▶ **AIM**: Can you retype every line of the listing below word for word, leaving out the pictures?

▶ **Rows from a dataset**:
====

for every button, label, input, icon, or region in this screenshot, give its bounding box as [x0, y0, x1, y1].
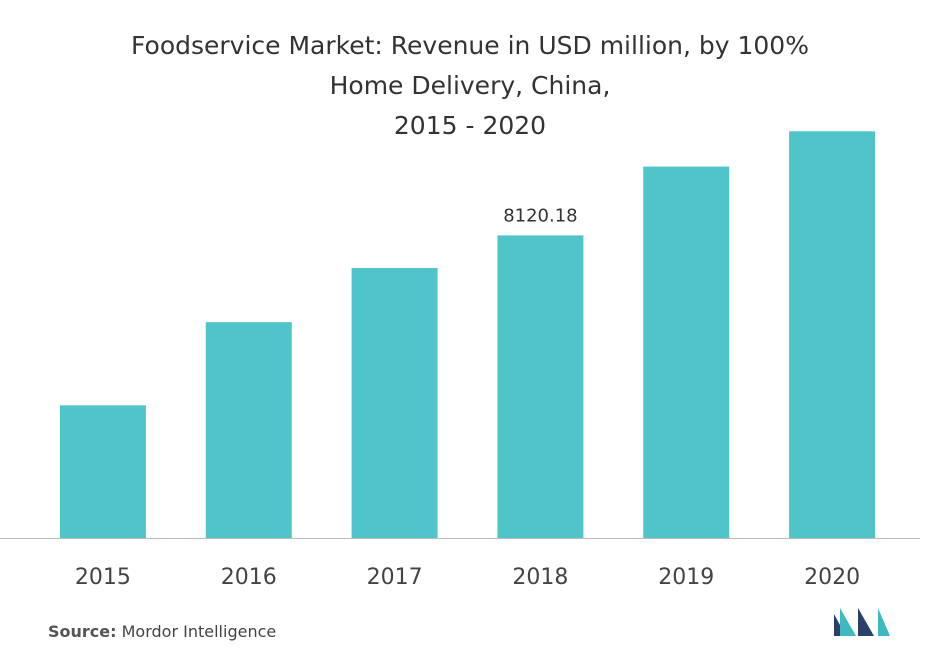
data-label: 8120.18	[503, 205, 577, 226]
x-tick-label: 2017	[367, 565, 423, 590]
x-tick-label: 2016	[221, 565, 277, 590]
x-tick-label: 2018	[512, 565, 568, 590]
x-tick-label: 2019	[658, 565, 714, 590]
title-line-1: Foodservice Market: Revenue in USD milli…	[131, 31, 809, 60]
x-tick-label: 2015	[75, 565, 131, 590]
source-text: Mordor Intelligence	[121, 622, 277, 641]
bar-2018	[497, 235, 584, 538]
chart-title: Foodservice Market: Revenue in USD milli…	[0, 26, 940, 146]
mordor-logo-icon	[834, 608, 890, 636]
bar-2016	[205, 322, 292, 538]
source-label: Source:	[48, 622, 117, 641]
source-note: Source: Mordor Intelligence	[48, 622, 276, 641]
bar-2020	[789, 131, 876, 539]
title-line-3: 2015 - 2020	[393, 111, 547, 140]
x-tick-label: 2020	[804, 565, 860, 590]
bar-2015	[59, 405, 146, 538]
bar-2019	[643, 166, 730, 539]
bar-chart: 2015 2016 2017 2018 8120.18 2019 2020	[0, 131, 920, 590]
bar-2017	[351, 267, 438, 538]
title-line-2: Home Delivery, China,	[329, 71, 611, 100]
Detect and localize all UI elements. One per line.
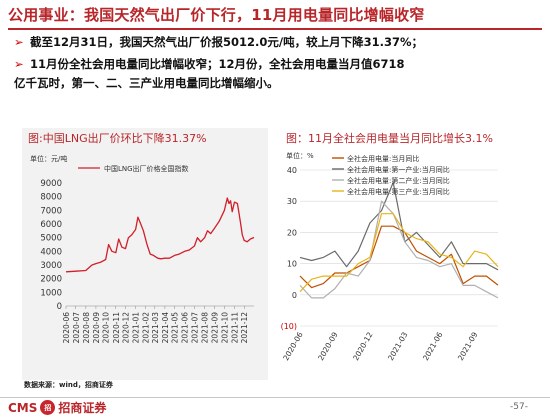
power-x-tick-label: 2020-12 (351, 330, 375, 362)
lng-y-tick-label: 6000 (40, 220, 62, 230)
lng-x-tick-label: 2021-09 (211, 312, 220, 344)
bullet-2-text-cont: 亿千瓦时，第一、二、三产业用电量同比增幅缩小。 (14, 76, 279, 90)
power-legend-label-2: 全社会用电量:第一产业:当月同比 (347, 165, 450, 174)
lng-y-tick-label: 9000 (40, 179, 62, 189)
page-number: -57- (510, 402, 528, 412)
lng-x-tick-label: 2020-10 (102, 312, 111, 344)
power-legend-label-1: 全社会用电量:当月同比 (347, 154, 419, 163)
power-y-tick-label: 20 (287, 228, 297, 237)
lng-y-tick-label: 1000 (40, 288, 62, 298)
lng-unit-label: 单位：元/吨 (30, 154, 67, 163)
power-y-tick-label: 10 (287, 260, 297, 269)
bullet-arrow-icon: ➢ (14, 35, 24, 49)
lng-x-tick-label: 2021-01 (132, 312, 141, 344)
company-logo: CMS 招 招商证券 (8, 399, 106, 416)
lng-x-tick-label: 2021-10 (220, 312, 229, 344)
lng-x-tick-label: 2021-04 (161, 312, 170, 344)
power-x-tick-label: 2021-06 (421, 330, 445, 362)
power-y-tick-label: 0 (292, 291, 297, 300)
lng-x-tick-label: 2020-07 (72, 312, 81, 344)
lng-x-tick-label: 2021-08 (201, 312, 210, 344)
power-x-tick-label: 2021-09 (456, 330, 480, 362)
lng-x-tick-label: 2020-12 (122, 312, 131, 344)
bullet-1-text: 截至12月31日，我国天然气出厂价报5012.0元/吨，较上月下降31.37%； (30, 35, 423, 49)
slide-title: 公用事业：我国天然气出厂价下行，11月用电量同比增幅收窄 (8, 6, 425, 24)
power-chart-title: 图：11月全社会用电量当月同比增长3.1% (286, 132, 493, 145)
title-divider (8, 28, 542, 30)
lng-y-tick-label: 5000 (40, 234, 62, 244)
lng-x-tick-label: 2021-06 (181, 312, 190, 344)
lng-y-tick-label: 8000 (40, 193, 62, 203)
bullet-arrow-icon: ➢ (14, 57, 24, 71)
power-series-line-3 (299, 200, 499, 299)
lng-x-tick-label: 2021-02 (142, 312, 151, 344)
power-y-tick-label: (10) (281, 322, 297, 331)
lng-x-tick-label: 2020-11 (112, 312, 121, 344)
power-x-tick-label: 2020-09 (316, 330, 340, 362)
logo-cms-text: CMS (8, 400, 38, 415)
footer-divider (0, 397, 550, 398)
lng-x-tick-label: 2021-05 (171, 312, 180, 344)
lng-x-tick-label: 2020-09 (92, 312, 101, 344)
logo-badge-icon: 招 (40, 400, 56, 415)
lng-x-tick-label: 2021-03 (151, 312, 160, 344)
logo-name-text: 招商证券 (58, 401, 107, 415)
power-series-line-1 (299, 225, 499, 289)
lng-y-tick-label: 0 (57, 302, 62, 312)
bullet-2: ➢ 11月份全社会用电量同比增幅收窄；12月份，全社会用电量当月值6718 (14, 55, 405, 74)
lng-legend-label: 中国LNG出厂价格全国指数 (104, 164, 189, 173)
lng-x-tick-label: 2021-07 (190, 312, 199, 344)
data-source-note: 数据来源：wind，招商证券 (24, 381, 113, 389)
lng-price-chart-panel: 图:中国LNG出厂价环比下降31.37% 单位：元/吨中国LNG出厂价格全国指数… (22, 128, 268, 380)
power-usage-chart: (10) 0 10 20 30 40 单位：% 2020-06 2020-09 2020-12 20… (281, 151, 499, 362)
power-legend-label-4: 全社会用电量:第三产业:当月同比 (347, 187, 450, 196)
bullet-2-continued: 亿千瓦时，第一、二、三产业用电量同比增幅缩小。 (14, 74, 279, 93)
power-usage-chart-panel: 图：11月全社会用电量当月同比增长3.1% (10) 0 10 20 30 40 单位：% 2… (280, 128, 528, 380)
lng-chart-title: 图:中国LNG出厂价环比下降31.37% (28, 132, 207, 145)
lng-x-tick-label: 2021-11 (230, 312, 239, 344)
lng-y-tick-label: 4000 (40, 247, 62, 257)
power-series-line-4 (299, 213, 499, 293)
bullet-2-text: 11月份全社会用电量同比增幅收窄；12月份，全社会用电量当月值6718 (30, 57, 405, 71)
power-y-tick-label: 30 (287, 197, 297, 206)
lng-y-tick-label: 7000 (40, 206, 62, 216)
power-y-tick-label: 40 (287, 166, 297, 175)
power-x-tick-label: 2021-03 (386, 330, 410, 362)
lng-y-tick-label: 2000 (40, 275, 62, 285)
lng-x-tick-label: 2020-06 (62, 312, 71, 344)
bullet-1: ➢ 截至12月31日，我国天然气出厂价报5012.0元/吨，较上月下降31.37%… (14, 33, 423, 52)
lng-x-tick-label: 2020-08 (82, 312, 91, 344)
power-unit-label: 单位：% (286, 151, 314, 160)
lng-price-line (65, 197, 255, 273)
lng-x-tick-label: 2021-12 (240, 312, 249, 344)
power-legend-label-3: 全社会用电量:第二产业:当月同比 (347, 176, 450, 185)
lng-y-tick-label: 3000 (40, 261, 62, 271)
power-x-tick-label: 2020-06 (281, 330, 305, 362)
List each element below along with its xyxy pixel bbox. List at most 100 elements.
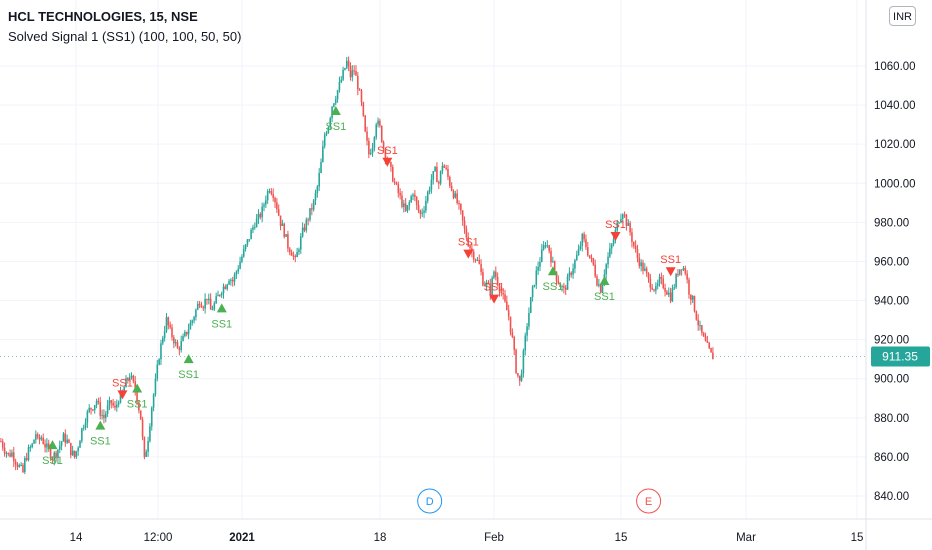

====

▶ **OUTPUT FOR THIS EXERCISE**:
for every button, label, input, icon, or region in this screenshot, give its bounding box as [x0, y0, x1, y1].
data-label: 8120.18	[503, 205, 577, 226]
x-tick-label: 2017	[367, 565, 423, 590]
x-tick-label: 2016	[221, 565, 277, 590]
x-tick-label: 2018	[512, 565, 568, 590]
x-tick-label: 2019	[658, 565, 714, 590]
title-line-1: Foodservice Market: Revenue in USD milli…	[131, 31, 809, 60]
x-tick-label: 2015	[75, 565, 131, 590]
source-text: Mordor Intelligence	[121, 622, 277, 641]
bar-2018	[497, 235, 584, 538]
chart-title: Foodservice Market: Revenue in USD milli…	[0, 26, 940, 146]
mordor-logo-icon	[834, 608, 890, 636]
bar-2016	[205, 322, 292, 538]
source-label: Source:	[48, 622, 117, 641]
source-note: Source: Mordor Intelligence	[48, 622, 276, 641]
bar-2020	[789, 131, 876, 539]
title-line-3: 2015 - 2020	[393, 111, 547, 140]
x-tick-label: 2020	[804, 565, 860, 590]
bar-2015	[59, 405, 146, 538]
bar-2019	[643, 166, 730, 539]
bar-chart: 2015 2016 2017 2018 8120.18 2019 2020	[0, 131, 920, 590]
bar-2017	[351, 267, 438, 538]
title-line-2: Home Delivery, China,	[329, 71, 611, 100]
Detect and localize all UI elements. One per line.
power-x-tick-label: 2020-12 (351, 330, 375, 362)
lng-y-tick-label: 6000 (40, 220, 62, 230)
lng-x-tick-label: 2021-09 (211, 312, 220, 344)
bullet-2-text-cont: 亿千瓦时，第一、二、三产业用电量同比增幅缩小。 (14, 76, 279, 90)
power-legend-label-2: 全社会用电量:第一产业:当月同比 (347, 165, 450, 174)
lng-y-tick-label: 9000 (40, 179, 62, 189)
page-number: -57- (510, 402, 528, 412)
lng-x-tick-label: 2020-10 (102, 312, 111, 344)
power-legend-label-1: 全社会用电量:当月同比 (347, 154, 419, 163)
power-y-tick-label: 20 (287, 228, 297, 237)
lng-y-tick-label: 1000 (40, 288, 62, 298)
lng-unit-label: 单位：元/吨 (30, 154, 67, 163)
power-y-tick-label: 10 (287, 260, 297, 269)
bullet-arrow-icon: ➢ (14, 35, 24, 49)
lng-x-tick-label: 2021-01 (132, 312, 141, 344)
company-logo: CMS 招 招商证券 (8, 399, 106, 416)
lng-x-tick-label: 2021-10 (220, 312, 229, 344)
lng-x-tick-label: 2021-04 (161, 312, 170, 344)
power-x-tick-label: 2021-06 (421, 330, 445, 362)
power-y-tick-label: 0 (292, 291, 297, 300)
lng-x-tick-label: 2020-07 (72, 312, 81, 344)
lng-x-tick-label: 2021-08 (201, 312, 210, 344)
power-x-tick-label: 2021-09 (456, 330, 480, 362)
lng-x-tick-label: 2020-12 (122, 312, 131, 344)
bullet-1-text: 截至12月31日，我国天然气出厂价报5012.0元/吨，较上月下降31.37%； (30, 35, 423, 49)
slide-title: 公用事业：我国天然气出厂价下行，11月用电量同比增幅收窄 (8, 6, 425, 24)
power-chart-title: 图：11月全社会用电量当月同比增长3.1% (286, 132, 493, 145)
title-divider (8, 28, 542, 30)
lng-y-tick-label: 5000 (40, 234, 62, 244)
lng-x-tick-label: 2021-06 (181, 312, 190, 344)
lng-y-tick-label: 8000 (40, 193, 62, 203)
bullet-arrow-icon: ➢ (14, 57, 24, 71)
power-series-line-3 (299, 200, 499, 299)
lng-x-tick-label: 2021-02 (142, 312, 151, 344)
power-y-tick-label: (10) (281, 322, 297, 331)
lng-x-tick-label: 2020-11 (112, 312, 121, 344)
power-x-tick-label: 2020-09 (316, 330, 340, 362)
logo-cms-text: CMS (8, 400, 38, 415)
footer-divider (0, 397, 550, 398)
lng-x-tick-label: 2021-05 (171, 312, 180, 344)
lng-x-tick-label: 2020-09 (92, 312, 101, 344)
logo-badge-icon: 招 (40, 400, 56, 415)
lng-x-tick-label: 2021-03 (151, 312, 160, 344)
logo-name-text: 招商证券 (58, 401, 107, 415)
power-series-line-1 (299, 225, 499, 289)
lng-y-tick-label: 0 (57, 302, 62, 312)
bullet-2: ➢ 11月份全社会用电量同比增幅收窄；12月份，全社会用电量当月值6718 (14, 55, 405, 74)
lng-legend-label: 中国LNG出厂价格全国指数 (104, 164, 189, 173)
lng-x-tick-label: 2021-07 (190, 312, 199, 344)
data-source-note: 数据来源：wind，招商证券 (24, 381, 113, 389)
lng-price-chart-panel: 图:中国LNG出厂价环比下降31.37% 单位：元/吨中国LNG出厂价格全国指数… (22, 128, 268, 380)
power-usage-chart: (10) 0 10 20 30 40 单位：% 2020-06 2020-09 2020-12 20… (281, 151, 499, 362)
power-legend-label-4: 全社会用电量:第三产业:当月同比 (347, 187, 450, 196)
bullet-2-continued: 亿千瓦时，第一、二、三产业用电量同比增幅缩小。 (14, 74, 279, 93)
power-usage-chart-panel: 图：11月全社会用电量当月同比增长3.1% (10) 0 10 20 30 40 单位：% 2… (280, 128, 528, 380)
lng-chart-title: 图:中国LNG出厂价环比下降31.37% (28, 132, 207, 145)
lng-x-tick-label: 2021-11 (230, 312, 239, 344)
lng-y-tick-label: 4000 (40, 247, 62, 257)
power-series-line-4 (299, 213, 499, 293)
bullet-2-text: 11月份全社会用电量同比增幅收窄；12月份，全社会用电量当月值6718 (30, 57, 405, 71)
power-y-tick-label: 30 (287, 197, 297, 206)
lng-y-tick-label: 7000 (40, 206, 62, 216)
power-y-tick-label: 40 (287, 166, 297, 175)
power-x-tick-label: 2021-03 (386, 330, 410, 362)
lng-y-tick-label: 2000 (40, 275, 62, 285)
lng-x-tick-label: 2020-06 (62, 312, 71, 344)
bullet-1: ➢ 截至12月31日，我国天然气出厂价报5012.0元/吨，较上月下降31.37%… (14, 33, 423, 52)
lng-x-tick-label: 2020-08 (82, 312, 91, 344)
power-unit-label: 单位：% (286, 151, 314, 160)
lng-price-line (65, 197, 255, 273)
lng-x-tick-label: 2021-12 (240, 312, 249, 344)
power-legend-label-3: 全社会用电量:第二产业:当月同比 (347, 176, 450, 185)
lng-y-tick-label: 3000 (40, 261, 62, 271)
power-x-tick-label: 2020-06 (281, 330, 305, 362)
List each element below along with its xyxy pixel bbox. List at most 100 elements.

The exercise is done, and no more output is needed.